WRITTEN PROBLEM:
Every line that holds the string "Security" is to be identified and copied.

- - -

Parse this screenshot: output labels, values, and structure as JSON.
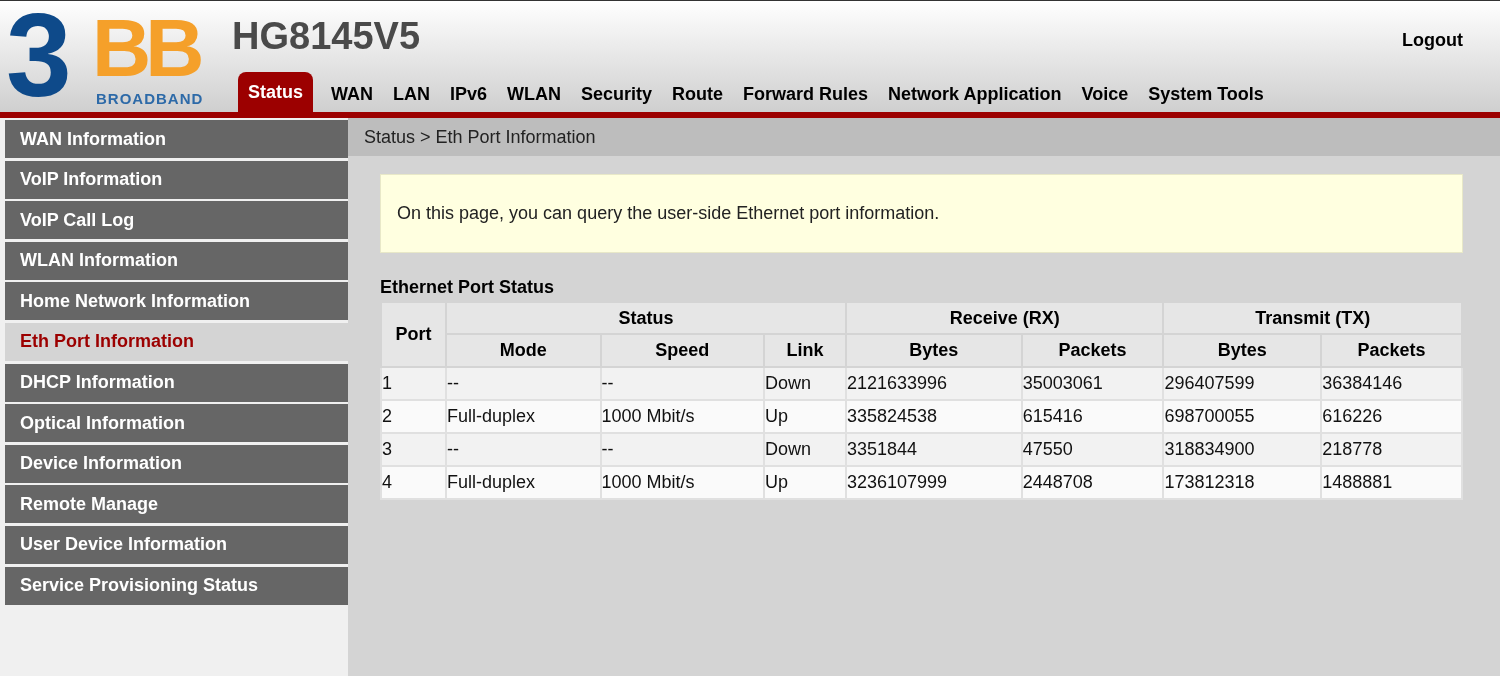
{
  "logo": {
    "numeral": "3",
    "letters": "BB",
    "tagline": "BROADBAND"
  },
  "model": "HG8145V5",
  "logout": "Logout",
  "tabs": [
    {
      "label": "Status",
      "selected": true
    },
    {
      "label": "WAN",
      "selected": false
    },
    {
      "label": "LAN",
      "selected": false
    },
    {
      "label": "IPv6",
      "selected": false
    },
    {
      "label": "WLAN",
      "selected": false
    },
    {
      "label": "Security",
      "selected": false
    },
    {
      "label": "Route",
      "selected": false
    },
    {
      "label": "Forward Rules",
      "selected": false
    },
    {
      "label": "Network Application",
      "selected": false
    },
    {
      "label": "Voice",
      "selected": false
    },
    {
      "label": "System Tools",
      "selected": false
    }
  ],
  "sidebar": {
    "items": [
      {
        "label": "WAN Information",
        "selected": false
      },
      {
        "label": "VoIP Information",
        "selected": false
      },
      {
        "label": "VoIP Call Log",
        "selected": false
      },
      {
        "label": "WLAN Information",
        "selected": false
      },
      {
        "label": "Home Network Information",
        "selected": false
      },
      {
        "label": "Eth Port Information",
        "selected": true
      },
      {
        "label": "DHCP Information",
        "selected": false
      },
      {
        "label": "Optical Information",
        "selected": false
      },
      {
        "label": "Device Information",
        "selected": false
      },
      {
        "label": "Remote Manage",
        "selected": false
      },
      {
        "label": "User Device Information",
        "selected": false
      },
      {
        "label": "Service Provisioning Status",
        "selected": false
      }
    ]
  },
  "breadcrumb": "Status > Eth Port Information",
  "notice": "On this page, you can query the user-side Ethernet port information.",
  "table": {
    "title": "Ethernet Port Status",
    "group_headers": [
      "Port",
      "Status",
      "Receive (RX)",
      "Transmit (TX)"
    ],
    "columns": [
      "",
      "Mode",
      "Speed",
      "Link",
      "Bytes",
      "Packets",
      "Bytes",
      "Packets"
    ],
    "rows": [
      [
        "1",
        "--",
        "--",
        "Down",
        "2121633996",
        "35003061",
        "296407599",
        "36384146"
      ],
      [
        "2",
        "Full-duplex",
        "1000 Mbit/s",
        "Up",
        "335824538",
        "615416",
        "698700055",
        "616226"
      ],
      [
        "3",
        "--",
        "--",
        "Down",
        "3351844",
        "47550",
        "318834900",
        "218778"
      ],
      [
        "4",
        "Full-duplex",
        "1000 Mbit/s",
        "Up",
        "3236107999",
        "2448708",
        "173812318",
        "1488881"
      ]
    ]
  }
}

- - -

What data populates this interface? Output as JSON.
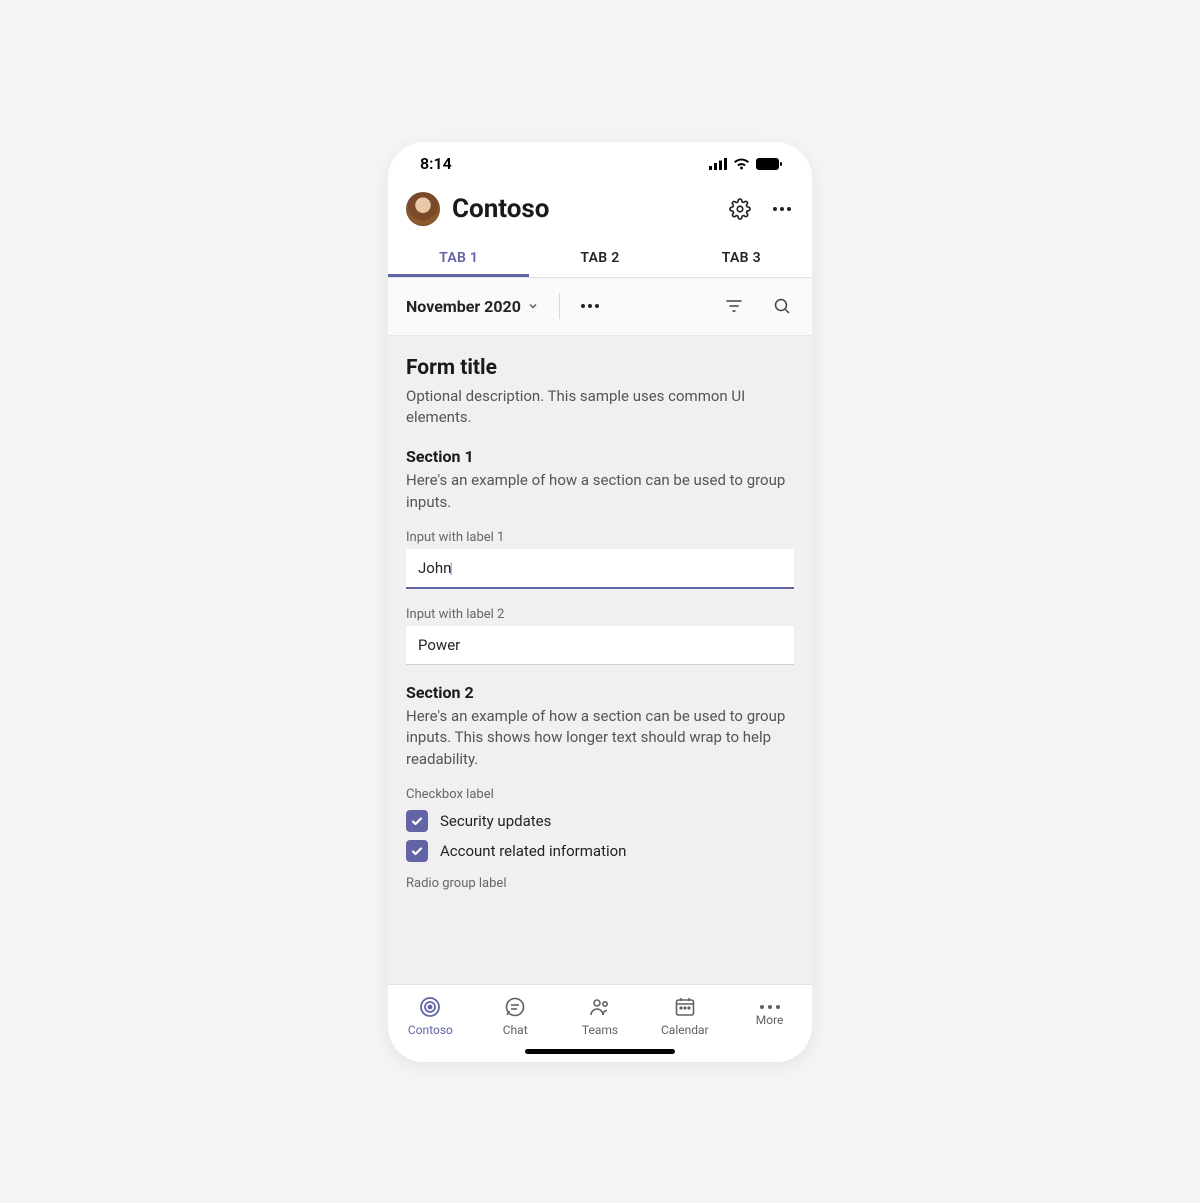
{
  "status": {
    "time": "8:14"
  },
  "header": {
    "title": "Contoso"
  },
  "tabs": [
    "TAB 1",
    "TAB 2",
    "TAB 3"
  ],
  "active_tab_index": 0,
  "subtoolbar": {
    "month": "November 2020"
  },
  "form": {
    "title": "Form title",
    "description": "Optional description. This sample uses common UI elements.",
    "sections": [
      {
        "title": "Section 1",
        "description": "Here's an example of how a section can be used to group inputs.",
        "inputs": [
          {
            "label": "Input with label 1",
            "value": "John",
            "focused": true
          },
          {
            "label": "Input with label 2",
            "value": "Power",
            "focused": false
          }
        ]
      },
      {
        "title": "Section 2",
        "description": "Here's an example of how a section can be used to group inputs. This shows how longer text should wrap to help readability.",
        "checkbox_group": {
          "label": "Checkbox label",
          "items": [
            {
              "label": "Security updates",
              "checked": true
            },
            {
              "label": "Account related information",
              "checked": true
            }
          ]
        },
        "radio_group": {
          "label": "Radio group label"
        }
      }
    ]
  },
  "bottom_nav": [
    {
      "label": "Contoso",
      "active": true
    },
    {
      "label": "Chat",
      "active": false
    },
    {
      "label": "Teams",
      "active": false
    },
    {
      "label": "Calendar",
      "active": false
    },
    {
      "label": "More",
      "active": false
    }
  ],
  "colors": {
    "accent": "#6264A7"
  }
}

- - -

SOLUTION:
      "label": "Security",
              "label": "Security updates",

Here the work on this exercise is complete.